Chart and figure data
--- START ---

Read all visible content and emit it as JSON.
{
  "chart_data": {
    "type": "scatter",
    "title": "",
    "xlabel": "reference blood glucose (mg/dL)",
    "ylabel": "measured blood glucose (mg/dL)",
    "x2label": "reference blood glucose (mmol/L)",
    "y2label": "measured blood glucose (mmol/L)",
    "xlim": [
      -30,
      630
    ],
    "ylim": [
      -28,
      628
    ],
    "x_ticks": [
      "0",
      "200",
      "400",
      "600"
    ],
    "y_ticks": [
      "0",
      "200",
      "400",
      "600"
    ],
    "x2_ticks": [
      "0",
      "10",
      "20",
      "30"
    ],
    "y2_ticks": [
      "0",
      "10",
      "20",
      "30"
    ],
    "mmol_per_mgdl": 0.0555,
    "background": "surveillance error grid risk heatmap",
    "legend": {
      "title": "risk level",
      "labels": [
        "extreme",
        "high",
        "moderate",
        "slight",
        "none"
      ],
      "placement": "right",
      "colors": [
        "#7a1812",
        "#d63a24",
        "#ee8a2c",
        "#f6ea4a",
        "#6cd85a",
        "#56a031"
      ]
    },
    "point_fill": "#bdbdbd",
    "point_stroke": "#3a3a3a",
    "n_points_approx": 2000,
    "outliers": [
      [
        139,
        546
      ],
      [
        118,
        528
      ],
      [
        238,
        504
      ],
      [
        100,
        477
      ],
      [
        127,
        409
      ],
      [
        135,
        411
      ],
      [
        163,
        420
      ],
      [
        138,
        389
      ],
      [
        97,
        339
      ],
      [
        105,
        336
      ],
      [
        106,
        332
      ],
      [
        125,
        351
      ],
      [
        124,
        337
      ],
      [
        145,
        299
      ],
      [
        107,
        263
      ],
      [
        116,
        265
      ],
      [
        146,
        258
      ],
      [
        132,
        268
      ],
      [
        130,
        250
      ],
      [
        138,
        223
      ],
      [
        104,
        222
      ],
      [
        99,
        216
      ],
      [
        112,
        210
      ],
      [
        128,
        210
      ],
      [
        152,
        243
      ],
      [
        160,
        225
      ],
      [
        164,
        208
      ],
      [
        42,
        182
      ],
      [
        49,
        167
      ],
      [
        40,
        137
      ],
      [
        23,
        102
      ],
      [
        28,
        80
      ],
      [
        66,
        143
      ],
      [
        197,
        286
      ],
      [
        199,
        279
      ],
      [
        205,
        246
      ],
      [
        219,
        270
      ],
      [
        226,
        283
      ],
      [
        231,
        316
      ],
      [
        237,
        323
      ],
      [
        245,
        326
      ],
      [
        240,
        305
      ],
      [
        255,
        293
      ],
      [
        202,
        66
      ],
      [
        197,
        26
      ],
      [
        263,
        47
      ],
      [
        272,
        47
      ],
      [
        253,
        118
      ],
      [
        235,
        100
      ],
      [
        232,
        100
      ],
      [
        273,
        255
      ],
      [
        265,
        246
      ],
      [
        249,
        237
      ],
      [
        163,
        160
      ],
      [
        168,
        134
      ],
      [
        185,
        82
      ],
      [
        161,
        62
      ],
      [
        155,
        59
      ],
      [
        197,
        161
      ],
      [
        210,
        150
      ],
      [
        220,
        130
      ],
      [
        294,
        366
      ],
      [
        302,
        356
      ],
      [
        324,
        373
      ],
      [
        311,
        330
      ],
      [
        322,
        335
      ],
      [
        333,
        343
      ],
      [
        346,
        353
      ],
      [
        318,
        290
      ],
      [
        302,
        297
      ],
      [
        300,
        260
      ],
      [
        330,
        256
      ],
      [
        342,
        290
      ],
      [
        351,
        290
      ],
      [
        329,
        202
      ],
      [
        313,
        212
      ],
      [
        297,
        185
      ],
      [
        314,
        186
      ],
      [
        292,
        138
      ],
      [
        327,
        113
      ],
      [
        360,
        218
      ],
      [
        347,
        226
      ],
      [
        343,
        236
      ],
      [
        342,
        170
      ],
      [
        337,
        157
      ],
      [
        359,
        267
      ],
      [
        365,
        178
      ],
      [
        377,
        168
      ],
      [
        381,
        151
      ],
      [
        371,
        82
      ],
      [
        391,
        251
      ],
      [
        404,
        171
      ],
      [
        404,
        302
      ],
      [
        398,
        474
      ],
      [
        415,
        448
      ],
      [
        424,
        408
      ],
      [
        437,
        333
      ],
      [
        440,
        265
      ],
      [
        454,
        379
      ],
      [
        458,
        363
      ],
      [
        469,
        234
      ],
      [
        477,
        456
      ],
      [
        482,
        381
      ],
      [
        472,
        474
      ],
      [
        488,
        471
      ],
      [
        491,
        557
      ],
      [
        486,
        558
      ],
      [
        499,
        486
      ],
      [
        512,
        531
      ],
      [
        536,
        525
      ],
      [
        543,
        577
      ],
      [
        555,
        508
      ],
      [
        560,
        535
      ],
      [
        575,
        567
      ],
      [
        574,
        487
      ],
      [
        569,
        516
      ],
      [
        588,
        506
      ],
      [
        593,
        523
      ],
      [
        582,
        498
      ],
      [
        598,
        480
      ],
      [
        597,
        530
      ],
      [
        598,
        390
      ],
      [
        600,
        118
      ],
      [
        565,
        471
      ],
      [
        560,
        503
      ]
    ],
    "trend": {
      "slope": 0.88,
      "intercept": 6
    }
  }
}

--- END ---

■ GIVEN PROBLEM: Which lines of the data above contain "reference"? Copy each one.

■ EXERCISE ANSWER:
    "xlabel": "reference blood glucose (mg/dL)",
    "x2label": "reference blood glucose (mmol/L)",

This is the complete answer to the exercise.